begin Source data
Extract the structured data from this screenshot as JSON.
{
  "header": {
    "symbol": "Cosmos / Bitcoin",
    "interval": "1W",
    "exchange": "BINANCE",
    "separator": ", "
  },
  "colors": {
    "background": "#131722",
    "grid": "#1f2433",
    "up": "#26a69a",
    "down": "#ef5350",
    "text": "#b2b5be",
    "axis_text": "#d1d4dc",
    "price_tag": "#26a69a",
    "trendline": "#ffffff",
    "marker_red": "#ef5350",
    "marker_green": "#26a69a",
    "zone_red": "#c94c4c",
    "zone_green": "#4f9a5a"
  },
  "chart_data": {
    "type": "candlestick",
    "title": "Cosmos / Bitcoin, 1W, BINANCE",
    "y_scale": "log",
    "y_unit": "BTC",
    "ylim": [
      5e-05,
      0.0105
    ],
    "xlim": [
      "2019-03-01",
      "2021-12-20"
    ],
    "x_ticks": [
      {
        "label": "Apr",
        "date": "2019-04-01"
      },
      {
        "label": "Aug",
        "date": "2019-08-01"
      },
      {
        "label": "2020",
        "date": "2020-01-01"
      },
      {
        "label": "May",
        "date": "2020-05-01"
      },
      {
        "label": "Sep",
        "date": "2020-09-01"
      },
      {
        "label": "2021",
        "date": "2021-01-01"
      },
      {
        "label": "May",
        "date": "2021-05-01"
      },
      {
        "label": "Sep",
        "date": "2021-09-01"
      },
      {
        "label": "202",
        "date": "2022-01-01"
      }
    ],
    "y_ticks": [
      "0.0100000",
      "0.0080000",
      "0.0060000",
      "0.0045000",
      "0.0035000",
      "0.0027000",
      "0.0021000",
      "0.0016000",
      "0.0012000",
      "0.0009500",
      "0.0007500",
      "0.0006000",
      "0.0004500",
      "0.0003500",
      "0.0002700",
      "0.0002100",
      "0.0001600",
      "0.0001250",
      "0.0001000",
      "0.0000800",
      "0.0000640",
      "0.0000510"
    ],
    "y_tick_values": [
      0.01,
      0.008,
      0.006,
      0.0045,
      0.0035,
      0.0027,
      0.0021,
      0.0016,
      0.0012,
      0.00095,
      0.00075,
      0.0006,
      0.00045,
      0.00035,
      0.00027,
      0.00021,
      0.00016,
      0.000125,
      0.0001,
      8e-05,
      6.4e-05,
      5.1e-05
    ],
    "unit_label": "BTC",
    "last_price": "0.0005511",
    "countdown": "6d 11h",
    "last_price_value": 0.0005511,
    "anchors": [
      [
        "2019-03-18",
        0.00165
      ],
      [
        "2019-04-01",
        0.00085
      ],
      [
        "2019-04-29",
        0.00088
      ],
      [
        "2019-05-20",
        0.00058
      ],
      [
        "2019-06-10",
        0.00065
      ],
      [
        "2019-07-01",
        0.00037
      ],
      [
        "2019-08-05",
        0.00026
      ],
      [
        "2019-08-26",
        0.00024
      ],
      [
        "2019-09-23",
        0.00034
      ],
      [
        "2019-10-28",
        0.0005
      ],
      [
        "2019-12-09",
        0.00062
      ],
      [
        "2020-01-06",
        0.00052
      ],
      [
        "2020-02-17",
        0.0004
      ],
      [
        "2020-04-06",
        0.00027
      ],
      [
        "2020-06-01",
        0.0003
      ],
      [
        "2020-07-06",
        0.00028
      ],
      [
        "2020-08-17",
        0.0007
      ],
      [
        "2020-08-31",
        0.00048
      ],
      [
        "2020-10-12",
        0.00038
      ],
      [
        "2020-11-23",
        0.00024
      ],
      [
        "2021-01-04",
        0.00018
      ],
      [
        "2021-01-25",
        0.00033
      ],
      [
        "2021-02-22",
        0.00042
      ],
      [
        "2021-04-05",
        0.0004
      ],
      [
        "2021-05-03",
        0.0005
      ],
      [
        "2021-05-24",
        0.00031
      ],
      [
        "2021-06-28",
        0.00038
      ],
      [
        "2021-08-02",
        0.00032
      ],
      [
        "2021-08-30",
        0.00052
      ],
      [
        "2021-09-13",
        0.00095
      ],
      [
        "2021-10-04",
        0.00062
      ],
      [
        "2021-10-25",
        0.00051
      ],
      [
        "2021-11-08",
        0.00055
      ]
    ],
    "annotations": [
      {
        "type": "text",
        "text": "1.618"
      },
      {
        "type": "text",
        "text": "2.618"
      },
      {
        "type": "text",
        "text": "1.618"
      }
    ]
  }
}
end Source data
▶ Task prompt
Each entry must be reproduced verbatim.

▶ Exercise answer
Extract the structured data from this screenshot as JSON.
{
  "header": {
    "symbol": "Cosmos / Bitcoin",
    "interval": "1W",
    "exchange": "BINANCE",
    "separator": ", "
  },
  "colors": {
    "background": "#131722",
    "grid": "#1f2433",
    "up": "#26a69a",
    "down": "#ef5350",
    "text": "#b2b5be",
    "axis_text": "#d1d4dc",
    "price_tag": "#26a69a",
    "trendline": "#ffffff",
    "marker_red": "#ef5350",
    "marker_green": "#26a69a",
    "zone_red": "#c94c4c",
    "zone_green": "#4f9a5a"
  },
  "chart_data": {
    "type": "candlestick",
    "title": "Cosmos / Bitcoin, 1W, BINANCE",
    "y_scale": "log",
    "y_unit": "BTC",
    "ylim": [
      5e-05,
      0.0105
    ],
    "xlim": [
      "2019-03-01",
      "2021-12-20"
    ],
    "x_ticks": [
      {
        "label": "Apr",
        "date": "2019-04-01"
      },
      {
        "label": "Aug",
        "date": "2019-08-01"
      },
      {
        "label": "2020",
        "date": "2020-01-01"
      },
      {
        "label": "May",
        "date": "2020-05-01"
      },
      {
        "label": "Sep",
        "date": "2020-09-01"
      },
      {
        "label": "2021",
        "date": "2021-01-01"
      },
      {
        "label": "May",
        "date": "2021-05-01"
      },
      {
        "label": "Sep",
        "date": "2021-09-01"
      },
      {
        "label": "202",
        "date": "2022-01-01"
      }
    ],
    "y_ticks": [
      "0.0100000",
      "0.0080000",
      "0.0060000",
      "0.0045000",
      "0.0035000",
      "0.0027000",
      "0.0021000",
      "0.0016000",
      "0.0012000",
      "0.0009500",
      "0.0007500",
      "0.0006000",
      "0.0004500",
      "0.0003500",
      "0.0002700",
      "0.0002100",
      "0.0001600",
      "0.0001250",
      "0.0001000",
      "0.0000800",
      "0.0000640",
      "0.0000510"
    ],
    "y_tick_values": [
      0.01,
      0.008,
      0.006,
      0.0045,
      0.0035,
      0.0027,
      0.0021,
      0.0016,
      0.0012,
      0.00095,
      0.00075,
      0.0006,
      0.00045,
      0.00035,
      0.00027,
      0.00021,
      0.00016,
      0.000125,
      0.0001,
      8e-05,
      6.4e-05,
      5.1e-05
    ],
    "unit_label": "BTC",
    "last_price": "0.0005511",
    "countdown": "6d 11h",
    "last_price_value": 0.0005511,
    "anchors": [
      [
        "2019-03-18",
        0.00165
      ],
      [
        "2019-04-01",
        0.00085
      ],
      [
        "2019-04-29",
        0.00088
      ],
      [
        "2019-05-20",
        0.00058
      ],
      [
        "2019-06-10",
        0.00065
      ],
      [
        "2019-07-01",
        0.00037
      ],
      [
        "2019-08-05",
        0.00026
      ],
      [
        "2019-08-26",
        0.00024
      ],
      [
        "2019-09-23",
        0.00034
      ],
      [
        "2019-10-28",
        0.0005
      ],
      [
        "2019-12-09",
        0.00062
      ],
      [
        "2020-01-06",
        0.00052
      ],
      [
        "2020-02-17",
        0.0004
      ],
      [
        "2020-04-06",
        0.00027
      ],
      [
        "2020-06-01",
        0.0003
      ],
      [
        "2020-07-06",
        0.00028
      ],
      [
        "2020-08-17",
        0.0007
      ],
      [
        "2020-08-31",
        0.00048
      ],
      [
        "2020-10-12",
        0.00038
      ],
      [
        "2020-11-23",
        0.00024
      ],
      [
        "2021-01-04",
        0.00018
      ],
      [
        "2021-01-25",
        0.00033
      ],
      [
        "2021-02-22",
        0.00042
      ],
      [
        "2021-04-05",
        0.0004
      ],
      [
        "2021-05-03",
        0.0005
      ],
      [
        "2021-05-24",
        0.00031
      ],
      [
        "2021-06-28",
        0.00038
      ],
      [
        "2021-08-02",
        0.00032
      ],
      [
        "2021-08-30",
        0.00052
      ],
      [
        "2021-09-13",
        0.00095
      ],
      [
        "2021-10-04",
        0.00062
      ],
      [
        "2021-10-25",
        0.00051
      ],
      [
        "2021-11-08",
        0.00055
      ]
    ],
    "annotations": [
      {
        "type": "text",
        "text": "1.618"
      },
      {
        "type": "text",
        "text": "2.618"
      },
      {
        "type": "text",
        "text": "1.618"
      }
    ]
  }
}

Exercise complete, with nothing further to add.